TASK OBJECTIVE: Skip the pictures. Transcribe the rest of the data below without changing a word.

Lines of data:

====

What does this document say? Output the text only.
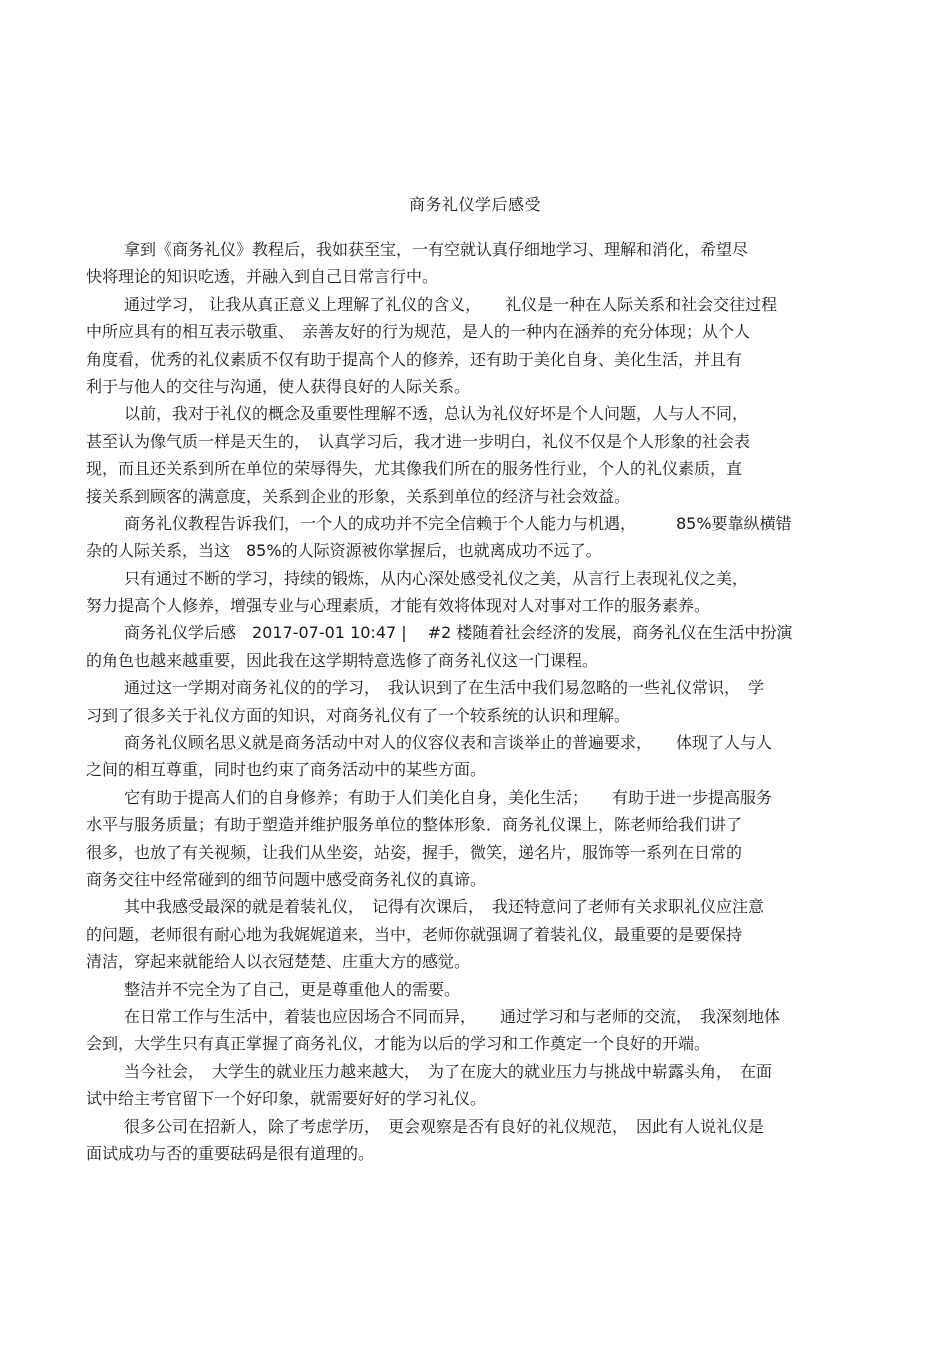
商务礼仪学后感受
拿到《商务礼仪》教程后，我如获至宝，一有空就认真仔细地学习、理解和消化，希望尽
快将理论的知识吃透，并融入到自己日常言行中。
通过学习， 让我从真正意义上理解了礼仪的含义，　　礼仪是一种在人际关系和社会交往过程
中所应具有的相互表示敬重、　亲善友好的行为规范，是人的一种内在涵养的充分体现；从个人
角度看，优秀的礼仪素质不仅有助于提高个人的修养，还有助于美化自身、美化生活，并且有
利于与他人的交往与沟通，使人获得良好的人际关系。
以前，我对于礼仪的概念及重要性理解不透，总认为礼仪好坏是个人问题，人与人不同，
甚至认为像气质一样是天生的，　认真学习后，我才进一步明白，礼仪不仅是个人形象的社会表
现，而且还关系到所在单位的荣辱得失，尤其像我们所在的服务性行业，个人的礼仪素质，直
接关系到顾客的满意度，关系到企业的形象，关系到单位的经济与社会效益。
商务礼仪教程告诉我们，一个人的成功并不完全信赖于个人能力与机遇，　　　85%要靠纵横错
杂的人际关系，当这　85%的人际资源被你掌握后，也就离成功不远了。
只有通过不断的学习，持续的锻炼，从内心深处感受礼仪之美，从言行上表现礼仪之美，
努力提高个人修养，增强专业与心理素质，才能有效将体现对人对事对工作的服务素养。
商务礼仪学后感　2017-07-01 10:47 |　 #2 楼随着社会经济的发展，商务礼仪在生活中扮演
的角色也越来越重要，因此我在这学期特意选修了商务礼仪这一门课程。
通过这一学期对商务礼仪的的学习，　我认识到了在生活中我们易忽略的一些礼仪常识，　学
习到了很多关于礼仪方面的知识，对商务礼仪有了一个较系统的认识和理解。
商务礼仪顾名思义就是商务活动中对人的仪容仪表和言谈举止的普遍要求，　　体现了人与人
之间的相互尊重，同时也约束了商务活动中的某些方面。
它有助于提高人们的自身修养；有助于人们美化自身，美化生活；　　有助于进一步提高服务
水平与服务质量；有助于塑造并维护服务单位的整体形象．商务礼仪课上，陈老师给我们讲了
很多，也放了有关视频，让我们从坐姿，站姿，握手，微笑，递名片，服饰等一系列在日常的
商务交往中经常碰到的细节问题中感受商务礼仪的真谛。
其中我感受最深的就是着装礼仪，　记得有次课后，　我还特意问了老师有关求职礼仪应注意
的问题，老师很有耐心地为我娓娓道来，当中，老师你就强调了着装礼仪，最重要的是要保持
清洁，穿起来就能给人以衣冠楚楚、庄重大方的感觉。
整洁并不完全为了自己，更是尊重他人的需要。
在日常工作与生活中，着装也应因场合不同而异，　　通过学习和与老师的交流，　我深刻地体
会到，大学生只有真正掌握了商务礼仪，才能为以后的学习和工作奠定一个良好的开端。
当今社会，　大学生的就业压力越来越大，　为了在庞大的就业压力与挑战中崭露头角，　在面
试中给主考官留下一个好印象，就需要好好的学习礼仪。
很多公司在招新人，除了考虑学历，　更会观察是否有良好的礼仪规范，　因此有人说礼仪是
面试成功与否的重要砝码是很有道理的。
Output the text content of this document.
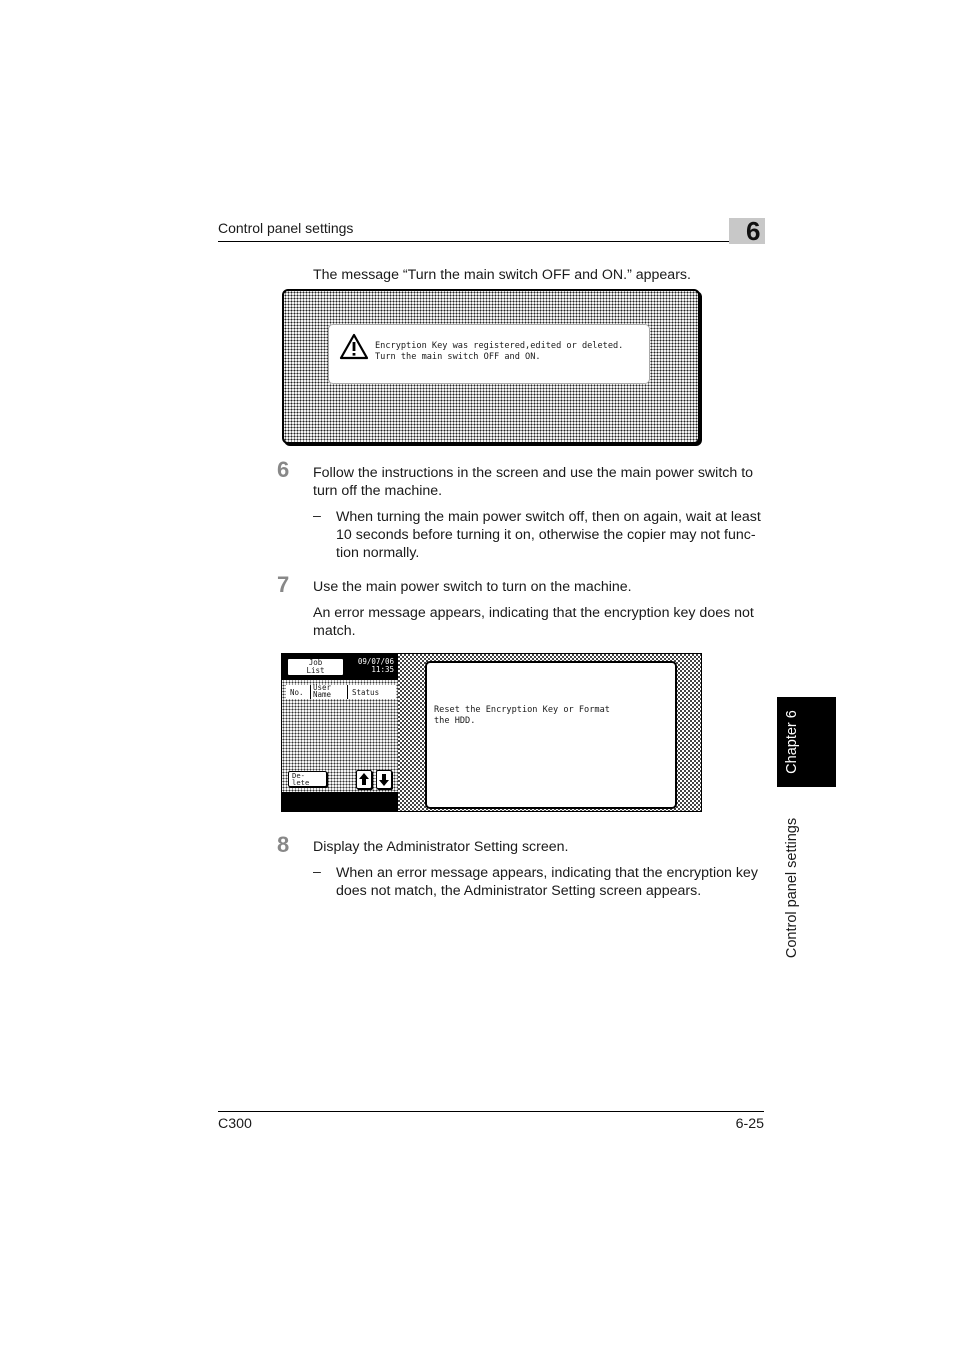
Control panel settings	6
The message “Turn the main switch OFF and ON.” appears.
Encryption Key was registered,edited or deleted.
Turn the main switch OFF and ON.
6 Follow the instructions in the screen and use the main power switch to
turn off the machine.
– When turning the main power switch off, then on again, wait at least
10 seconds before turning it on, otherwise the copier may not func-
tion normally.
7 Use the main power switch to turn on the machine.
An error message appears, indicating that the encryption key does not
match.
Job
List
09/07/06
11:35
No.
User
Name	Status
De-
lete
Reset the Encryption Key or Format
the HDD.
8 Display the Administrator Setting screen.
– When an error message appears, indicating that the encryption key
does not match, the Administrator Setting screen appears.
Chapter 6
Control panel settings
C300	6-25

====

FINAL RESULT:
What does this document say? Output the text only.
商务礼仪学后感受
拿到《商务礼仪》教程后，我如获至宝，一有空就认真仔细地学习、理解和消化，希望尽
快将理论的知识吃透，并融入到自己日常言行中。
通过学习， 让我从真正意义上理解了礼仪的含义，　　礼仪是一种在人际关系和社会交往过程
中所应具有的相互表示敬重、　亲善友好的行为规范，是人的一种内在涵养的充分体现；从个人
角度看，优秀的礼仪素质不仅有助于提高个人的修养，还有助于美化自身、美化生活，并且有
利于与他人的交往与沟通，使人获得良好的人际关系。
以前，我对于礼仪的概念及重要性理解不透，总认为礼仪好坏是个人问题，人与人不同，
甚至认为像气质一样是天生的，　认真学习后，我才进一步明白，礼仪不仅是个人形象的社会表
现，而且还关系到所在单位的荣辱得失，尤其像我们所在的服务性行业，个人的礼仪素质，直
接关系到顾客的满意度，关系到企业的形象，关系到单位的经济与社会效益。
商务礼仪教程告诉我们，一个人的成功并不完全信赖于个人能力与机遇，　　　85%要靠纵横错
杂的人际关系，当这　85%的人际资源被你掌握后，也就离成功不远了。
只有通过不断的学习，持续的锻炼，从内心深处感受礼仪之美，从言行上表现礼仪之美，
努力提高个人修养，增强专业与心理素质，才能有效将体现对人对事对工作的服务素养。
商务礼仪学后感　2017-07-01 10:47 |　 #2 楼随着社会经济的发展，商务礼仪在生活中扮演
的角色也越来越重要，因此我在这学期特意选修了商务礼仪这一门课程。
通过这一学期对商务礼仪的的学习，　我认识到了在生活中我们易忽略的一些礼仪常识，　学
习到了很多关于礼仪方面的知识，对商务礼仪有了一个较系统的认识和理解。
商务礼仪顾名思义就是商务活动中对人的仪容仪表和言谈举止的普遍要求，　　体现了人与人
之间的相互尊重，同时也约束了商务活动中的某些方面。
它有助于提高人们的自身修养；有助于人们美化自身，美化生活；　　有助于进一步提高服务
水平与服务质量；有助于塑造并维护服务单位的整体形象．商务礼仪课上，陈老师给我们讲了
很多，也放了有关视频，让我们从坐姿，站姿，握手，微笑，递名片，服饰等一系列在日常的
商务交往中经常碰到的细节问题中感受商务礼仪的真谛。
其中我感受最深的就是着装礼仪，　记得有次课后，　我还特意问了老师有关求职礼仪应注意
的问题，老师很有耐心地为我娓娓道来，当中，老师你就强调了着装礼仪，最重要的是要保持
清洁，穿起来就能给人以衣冠楚楚、庄重大方的感觉。
整洁并不完全为了自己，更是尊重他人的需要。
在日常工作与生活中，着装也应因场合不同而异，　　通过学习和与老师的交流，　我深刻地体
会到，大学生只有真正掌握了商务礼仪，才能为以后的学习和工作奠定一个良好的开端。
当今社会，　大学生的就业压力越来越大，　为了在庞大的就业压力与挑战中崭露头角，　在面
试中给主考官留下一个好印象，就需要好好的学习礼仪。
很多公司在招新人，除了考虑学历，　更会观察是否有良好的礼仪规范，　因此有人说礼仪是
面试成功与否的重要砝码是很有道理的。
Output the text content of this document.
Control panel settings	6
The message “Turn the main switch OFF and ON.” appears.
Encryption Key was registered,edited or deleted.
Turn the main switch OFF and ON.
6 Follow the instructions in the screen and use the main power switch to
turn off the machine.
– When turning the main power switch off, then on again, wait at least
10 seconds before turning it on, otherwise the copier may not func-
tion normally.
7 Use the main power switch to turn on the machine.
An error message appears, indicating that the encryption key does not
match.
Job
List
09/07/06
11:35
No.
User
Name	Status
De-
lete
Reset the Encryption Key or Format
the HDD.
8 Display the Administrator Setting screen.
– When an error message appears, indicating that the encryption key
does not match, the Administrator Setting screen appears.
Chapter 6
Control panel settings
C300	6-25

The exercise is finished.